» **Provided records**:
***

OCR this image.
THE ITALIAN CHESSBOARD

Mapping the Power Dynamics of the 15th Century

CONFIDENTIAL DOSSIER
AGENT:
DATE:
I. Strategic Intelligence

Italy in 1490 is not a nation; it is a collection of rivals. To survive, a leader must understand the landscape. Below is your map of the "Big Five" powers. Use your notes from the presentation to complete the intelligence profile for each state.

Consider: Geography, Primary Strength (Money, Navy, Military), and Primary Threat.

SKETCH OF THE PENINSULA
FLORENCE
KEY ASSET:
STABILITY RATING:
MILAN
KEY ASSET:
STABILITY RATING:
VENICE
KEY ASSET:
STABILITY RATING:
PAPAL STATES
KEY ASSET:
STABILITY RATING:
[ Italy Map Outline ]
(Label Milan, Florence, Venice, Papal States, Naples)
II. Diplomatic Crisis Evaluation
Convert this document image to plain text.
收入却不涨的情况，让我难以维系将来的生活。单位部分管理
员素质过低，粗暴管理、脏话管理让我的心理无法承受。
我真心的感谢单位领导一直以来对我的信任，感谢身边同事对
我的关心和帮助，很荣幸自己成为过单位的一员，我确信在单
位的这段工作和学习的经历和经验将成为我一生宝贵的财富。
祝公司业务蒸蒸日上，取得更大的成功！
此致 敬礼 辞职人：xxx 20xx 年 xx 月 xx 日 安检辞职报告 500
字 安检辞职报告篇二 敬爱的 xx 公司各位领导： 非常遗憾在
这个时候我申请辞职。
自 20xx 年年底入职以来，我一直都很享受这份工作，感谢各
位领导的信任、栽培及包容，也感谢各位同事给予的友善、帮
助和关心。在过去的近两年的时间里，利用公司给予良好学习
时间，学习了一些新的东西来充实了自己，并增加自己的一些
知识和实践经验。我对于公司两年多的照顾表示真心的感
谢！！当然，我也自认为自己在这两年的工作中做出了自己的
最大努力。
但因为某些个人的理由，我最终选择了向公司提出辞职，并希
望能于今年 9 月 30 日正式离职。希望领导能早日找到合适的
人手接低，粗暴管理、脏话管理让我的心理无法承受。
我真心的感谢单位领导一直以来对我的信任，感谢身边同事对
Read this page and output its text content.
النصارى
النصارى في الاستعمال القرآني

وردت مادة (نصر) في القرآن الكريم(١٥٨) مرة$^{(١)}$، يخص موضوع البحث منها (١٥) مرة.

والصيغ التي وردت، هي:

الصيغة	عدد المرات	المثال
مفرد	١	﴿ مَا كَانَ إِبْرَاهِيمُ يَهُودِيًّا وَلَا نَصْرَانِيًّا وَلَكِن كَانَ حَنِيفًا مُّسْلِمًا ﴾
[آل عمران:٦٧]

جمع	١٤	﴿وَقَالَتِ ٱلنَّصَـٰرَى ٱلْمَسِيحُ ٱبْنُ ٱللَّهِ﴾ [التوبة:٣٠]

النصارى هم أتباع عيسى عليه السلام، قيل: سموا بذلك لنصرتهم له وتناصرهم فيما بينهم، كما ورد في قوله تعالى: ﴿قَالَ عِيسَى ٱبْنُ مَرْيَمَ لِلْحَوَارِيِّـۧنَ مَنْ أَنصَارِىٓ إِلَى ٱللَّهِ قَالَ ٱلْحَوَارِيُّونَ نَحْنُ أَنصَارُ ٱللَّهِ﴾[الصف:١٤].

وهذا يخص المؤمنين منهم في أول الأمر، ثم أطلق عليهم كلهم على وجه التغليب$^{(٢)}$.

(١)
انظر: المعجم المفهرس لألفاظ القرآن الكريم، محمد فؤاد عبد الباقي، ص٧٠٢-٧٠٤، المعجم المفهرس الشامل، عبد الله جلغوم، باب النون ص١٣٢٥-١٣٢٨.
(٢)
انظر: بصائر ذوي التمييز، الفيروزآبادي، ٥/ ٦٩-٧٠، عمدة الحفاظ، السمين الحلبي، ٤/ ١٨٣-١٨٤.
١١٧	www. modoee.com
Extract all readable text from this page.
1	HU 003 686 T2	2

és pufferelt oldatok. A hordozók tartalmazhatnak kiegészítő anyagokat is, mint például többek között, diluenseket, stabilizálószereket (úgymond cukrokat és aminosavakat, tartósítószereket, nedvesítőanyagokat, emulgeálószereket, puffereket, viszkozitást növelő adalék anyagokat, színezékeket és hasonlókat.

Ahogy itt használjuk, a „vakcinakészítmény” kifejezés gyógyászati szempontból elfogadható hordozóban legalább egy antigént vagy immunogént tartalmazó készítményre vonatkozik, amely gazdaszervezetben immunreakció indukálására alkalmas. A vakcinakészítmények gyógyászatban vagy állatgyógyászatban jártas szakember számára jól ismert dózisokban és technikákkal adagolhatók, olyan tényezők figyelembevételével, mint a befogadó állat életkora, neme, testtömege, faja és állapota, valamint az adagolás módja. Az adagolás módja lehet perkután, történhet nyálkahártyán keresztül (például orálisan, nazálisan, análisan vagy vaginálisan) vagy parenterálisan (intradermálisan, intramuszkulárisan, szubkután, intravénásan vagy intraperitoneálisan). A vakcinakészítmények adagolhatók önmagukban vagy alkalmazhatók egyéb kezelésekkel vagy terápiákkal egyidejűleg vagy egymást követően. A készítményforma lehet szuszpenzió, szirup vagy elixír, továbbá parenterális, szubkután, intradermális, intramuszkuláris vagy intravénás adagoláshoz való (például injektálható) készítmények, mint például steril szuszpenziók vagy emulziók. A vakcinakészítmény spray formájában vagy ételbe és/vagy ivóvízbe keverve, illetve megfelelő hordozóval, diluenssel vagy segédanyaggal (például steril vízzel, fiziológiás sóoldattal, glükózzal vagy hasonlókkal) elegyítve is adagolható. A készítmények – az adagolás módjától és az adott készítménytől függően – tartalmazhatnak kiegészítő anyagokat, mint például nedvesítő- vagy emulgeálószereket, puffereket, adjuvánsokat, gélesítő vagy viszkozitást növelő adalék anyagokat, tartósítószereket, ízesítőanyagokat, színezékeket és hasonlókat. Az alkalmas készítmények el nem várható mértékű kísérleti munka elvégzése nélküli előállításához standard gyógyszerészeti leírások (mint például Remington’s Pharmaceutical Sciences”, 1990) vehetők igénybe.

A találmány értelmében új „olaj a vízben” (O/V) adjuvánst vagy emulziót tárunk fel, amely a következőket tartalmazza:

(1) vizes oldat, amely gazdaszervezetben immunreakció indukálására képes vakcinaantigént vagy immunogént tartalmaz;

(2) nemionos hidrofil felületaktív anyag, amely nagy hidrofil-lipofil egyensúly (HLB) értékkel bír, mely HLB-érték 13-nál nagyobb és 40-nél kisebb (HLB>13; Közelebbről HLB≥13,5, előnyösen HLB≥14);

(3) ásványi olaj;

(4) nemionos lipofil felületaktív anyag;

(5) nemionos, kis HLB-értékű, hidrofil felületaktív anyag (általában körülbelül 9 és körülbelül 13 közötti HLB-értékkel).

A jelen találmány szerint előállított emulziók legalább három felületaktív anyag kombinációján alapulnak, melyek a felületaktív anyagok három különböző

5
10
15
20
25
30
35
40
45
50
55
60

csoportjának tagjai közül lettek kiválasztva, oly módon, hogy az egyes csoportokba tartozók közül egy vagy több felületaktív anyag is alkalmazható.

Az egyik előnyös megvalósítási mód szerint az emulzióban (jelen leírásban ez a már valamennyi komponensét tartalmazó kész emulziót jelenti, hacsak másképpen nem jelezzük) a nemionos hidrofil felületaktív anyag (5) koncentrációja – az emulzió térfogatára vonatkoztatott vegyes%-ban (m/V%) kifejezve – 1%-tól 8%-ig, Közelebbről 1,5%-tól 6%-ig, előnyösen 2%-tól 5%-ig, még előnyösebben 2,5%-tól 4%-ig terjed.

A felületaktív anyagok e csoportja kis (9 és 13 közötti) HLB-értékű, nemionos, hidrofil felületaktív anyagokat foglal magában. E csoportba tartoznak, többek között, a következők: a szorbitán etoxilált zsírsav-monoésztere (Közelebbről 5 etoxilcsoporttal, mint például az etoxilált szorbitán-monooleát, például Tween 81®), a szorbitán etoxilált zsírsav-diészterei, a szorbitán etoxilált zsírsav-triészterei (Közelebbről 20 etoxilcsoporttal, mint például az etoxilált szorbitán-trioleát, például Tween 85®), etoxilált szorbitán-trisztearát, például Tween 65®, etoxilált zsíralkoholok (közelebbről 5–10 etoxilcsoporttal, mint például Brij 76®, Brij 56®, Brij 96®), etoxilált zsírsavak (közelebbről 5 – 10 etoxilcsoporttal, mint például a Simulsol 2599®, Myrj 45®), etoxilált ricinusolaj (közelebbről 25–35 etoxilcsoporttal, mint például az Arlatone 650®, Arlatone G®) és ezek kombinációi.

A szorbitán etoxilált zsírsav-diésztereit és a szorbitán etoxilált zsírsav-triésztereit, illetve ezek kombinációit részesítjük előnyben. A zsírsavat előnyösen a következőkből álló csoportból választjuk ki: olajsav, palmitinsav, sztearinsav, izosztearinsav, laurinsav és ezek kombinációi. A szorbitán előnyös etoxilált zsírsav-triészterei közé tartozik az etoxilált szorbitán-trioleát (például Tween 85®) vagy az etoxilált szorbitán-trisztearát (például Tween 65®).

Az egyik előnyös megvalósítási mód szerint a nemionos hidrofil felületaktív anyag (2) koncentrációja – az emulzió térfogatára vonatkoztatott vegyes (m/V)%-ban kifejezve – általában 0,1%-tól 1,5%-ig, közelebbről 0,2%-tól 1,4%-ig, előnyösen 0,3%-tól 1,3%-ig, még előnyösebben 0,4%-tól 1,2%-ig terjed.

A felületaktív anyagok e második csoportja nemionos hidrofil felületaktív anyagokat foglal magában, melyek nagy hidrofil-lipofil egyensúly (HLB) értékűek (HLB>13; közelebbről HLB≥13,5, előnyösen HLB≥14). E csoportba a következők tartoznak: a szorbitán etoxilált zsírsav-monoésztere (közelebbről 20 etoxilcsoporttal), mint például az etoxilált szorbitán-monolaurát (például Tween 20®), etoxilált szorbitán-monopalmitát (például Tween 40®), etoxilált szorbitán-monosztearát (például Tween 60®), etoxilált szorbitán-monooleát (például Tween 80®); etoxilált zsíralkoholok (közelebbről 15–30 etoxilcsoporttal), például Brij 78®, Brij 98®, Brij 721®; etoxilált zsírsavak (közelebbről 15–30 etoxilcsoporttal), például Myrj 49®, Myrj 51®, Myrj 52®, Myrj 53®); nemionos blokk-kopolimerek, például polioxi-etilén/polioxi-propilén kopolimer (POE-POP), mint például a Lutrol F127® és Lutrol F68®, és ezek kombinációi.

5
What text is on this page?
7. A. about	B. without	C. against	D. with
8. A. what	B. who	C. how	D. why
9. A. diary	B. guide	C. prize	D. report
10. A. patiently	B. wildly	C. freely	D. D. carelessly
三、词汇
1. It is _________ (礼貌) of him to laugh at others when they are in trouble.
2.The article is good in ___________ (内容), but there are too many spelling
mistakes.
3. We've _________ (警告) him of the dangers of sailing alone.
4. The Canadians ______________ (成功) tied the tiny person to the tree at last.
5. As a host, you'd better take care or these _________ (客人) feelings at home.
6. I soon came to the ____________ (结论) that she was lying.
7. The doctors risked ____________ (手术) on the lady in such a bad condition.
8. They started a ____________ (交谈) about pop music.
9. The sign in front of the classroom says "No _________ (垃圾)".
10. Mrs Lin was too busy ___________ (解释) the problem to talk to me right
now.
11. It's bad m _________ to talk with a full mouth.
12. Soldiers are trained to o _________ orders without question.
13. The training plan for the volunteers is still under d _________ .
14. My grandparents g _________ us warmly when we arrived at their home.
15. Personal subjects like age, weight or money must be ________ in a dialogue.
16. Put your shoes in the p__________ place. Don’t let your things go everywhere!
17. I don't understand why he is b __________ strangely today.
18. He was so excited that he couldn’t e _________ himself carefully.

***

» **Exercise details**:
Identify and copy lines that hold the string "melyek".

» **The completed task**:
A jelen találmány szerint előállított emulziók legalább három felületaktív anyag kombinációján alapulnak, melyek a felületaktív anyagok három különböző
A felületaktív anyagok e második csoportja nemionos hidrofil felületaktív anyagokat foglal magában, melyek nagy hidrofil-lipofil egyensúly (HLB) értékűek (HLB>13; közelebbről HLB≥13,5, előnyösen HLB≥14). E csoportba a következők tartoznak: a szorbitán etoxilált zsírsav-monoésztere (közelebbről 20 etoxilcsoporttal), mint például az etoxilált szorbitán-monolaurát (például Tween 20®), etoxilált szorbitán-monopalmitát (például Tween 40®), etoxilált szorbitán-monosztearát (például Tween 60®), etoxilált szorbitán-monooleát (például Tween 80®); etoxilált zsíralkoholok (közelebbről 15–30 etoxilcsoporttal), például Brij 78®, Brij 98®, Brij 721®; etoxilált zsírsavak (közelebbről 15–30 etoxilcsoporttal), például Myrj 49®, Myrj 51®, Myrj 52®, Myrj 53®); nemionos blokk-kopolimerek, például polioxi-etilén/polioxi-propilén kopolimer (POE-POP), mint például a Lutrol F127® és Lutrol F68®, és ezek kombinációi.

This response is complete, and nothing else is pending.